Task requirements: Return the complete listing that follows, with each line reproduced exactly.

Exercise materials:

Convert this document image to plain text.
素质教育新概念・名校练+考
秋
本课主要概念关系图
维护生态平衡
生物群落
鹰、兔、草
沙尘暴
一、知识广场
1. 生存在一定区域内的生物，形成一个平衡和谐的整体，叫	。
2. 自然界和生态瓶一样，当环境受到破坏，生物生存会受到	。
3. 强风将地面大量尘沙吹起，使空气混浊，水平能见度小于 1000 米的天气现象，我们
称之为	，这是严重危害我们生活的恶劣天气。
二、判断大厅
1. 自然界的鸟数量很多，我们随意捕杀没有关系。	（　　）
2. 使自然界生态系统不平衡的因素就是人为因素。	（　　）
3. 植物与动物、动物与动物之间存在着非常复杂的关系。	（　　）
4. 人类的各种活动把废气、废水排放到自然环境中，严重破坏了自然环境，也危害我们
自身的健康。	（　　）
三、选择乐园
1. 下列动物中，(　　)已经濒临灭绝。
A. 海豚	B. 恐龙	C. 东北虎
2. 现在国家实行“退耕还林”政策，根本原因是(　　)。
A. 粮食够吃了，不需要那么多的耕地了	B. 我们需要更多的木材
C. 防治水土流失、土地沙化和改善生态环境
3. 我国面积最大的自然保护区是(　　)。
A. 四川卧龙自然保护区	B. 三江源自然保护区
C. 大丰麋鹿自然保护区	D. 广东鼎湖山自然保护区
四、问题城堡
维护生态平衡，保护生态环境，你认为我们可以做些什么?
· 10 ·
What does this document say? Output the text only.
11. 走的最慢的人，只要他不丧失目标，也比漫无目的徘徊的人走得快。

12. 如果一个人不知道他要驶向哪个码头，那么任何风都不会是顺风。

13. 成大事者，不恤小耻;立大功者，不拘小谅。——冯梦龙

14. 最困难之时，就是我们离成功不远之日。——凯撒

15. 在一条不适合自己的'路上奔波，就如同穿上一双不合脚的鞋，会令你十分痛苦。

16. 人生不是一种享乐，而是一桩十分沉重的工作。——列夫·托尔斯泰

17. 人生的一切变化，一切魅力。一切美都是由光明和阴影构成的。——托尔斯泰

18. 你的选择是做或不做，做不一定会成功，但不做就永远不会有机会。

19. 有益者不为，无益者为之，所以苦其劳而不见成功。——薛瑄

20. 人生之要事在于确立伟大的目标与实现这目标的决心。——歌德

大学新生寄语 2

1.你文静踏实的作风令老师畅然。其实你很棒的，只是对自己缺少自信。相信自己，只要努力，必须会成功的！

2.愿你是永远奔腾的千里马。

Task output:
Convert this document image to plain text.
素质教育新概念・名校练+考
秋
本课主要概念关系图
维护生态平衡
生物群落
鹰、兔、草
沙尘暴
一、知识广场
1. 生存在一定区域内的生物，形成一个平衡和谐的整体，叫	。
2. 自然界和生态瓶一样，当环境受到破坏，生物生存会受到	。
3. 强风将地面大量尘沙吹起，使空气混浊，水平能见度小于 1000 米的天气现象，我们
称之为	，这是严重危害我们生活的恶劣天气。
二、判断大厅
1. 自然界的鸟数量很多，我们随意捕杀没有关系。	（　　）
2. 使自然界生态系统不平衡的因素就是人为因素。	（　　）
3. 植物与动物、动物与动物之间存在着非常复杂的关系。	（　　）
4. 人类的各种活动把废气、废水排放到自然环境中，严重破坏了自然环境，也危害我们
自身的健康。	（　　）
三、选择乐园
1. 下列动物中，(　　)已经濒临灭绝。
A. 海豚	B. 恐龙	C. 东北虎
2. 现在国家实行“退耕还林”政策，根本原因是(　　)。
A. 粮食够吃了，不需要那么多的耕地了	B. 我们需要更多的木材
C. 防治水土流失、土地沙化和改善生态环境
3. 我国面积最大的自然保护区是(　　)。
A. 四川卧龙自然保护区	B. 三江源自然保护区
C. 大丰麋鹿自然保护区	D. 广东鼎湖山自然保护区
四、问题城堡
维护生态平衡，保护生态环境，你认为我们可以做些什么?
· 10 ·
What does this document say? Output the text only.
11. 走的最慢的人，只要他不丧失目标，也比漫无目的徘徊的人走得快。

12. 如果一个人不知道他要驶向哪个码头，那么任何风都不会是顺风。

13. 成大事者，不恤小耻;立大功者，不拘小谅。——冯梦龙

14. 最困难之时，就是我们离成功不远之日。——凯撒

15. 在一条不适合自己的'路上奔波，就如同穿上一双不合脚的鞋，会令你十分痛苦。

16. 人生不是一种享乐，而是一桩十分沉重的工作。——列夫·托尔斯泰

17. 人生的一切变化，一切魅力。一切美都是由光明和阴影构成的。——托尔斯泰

18. 你的选择是做或不做，做不一定会成功，但不做就永远不会有机会。

19. 有益者不为，无益者为之，所以苦其劳而不见成功。——薛瑄

20. 人生之要事在于确立伟大的目标与实现这目标的决心。——歌德

大学新生寄语 2

1.你文静踏实的作风令老师畅然。其实你很棒的，只是对自己缺少自信。相信自己，只要努力，必须会成功的！

2.愿你是永远奔腾的千里马。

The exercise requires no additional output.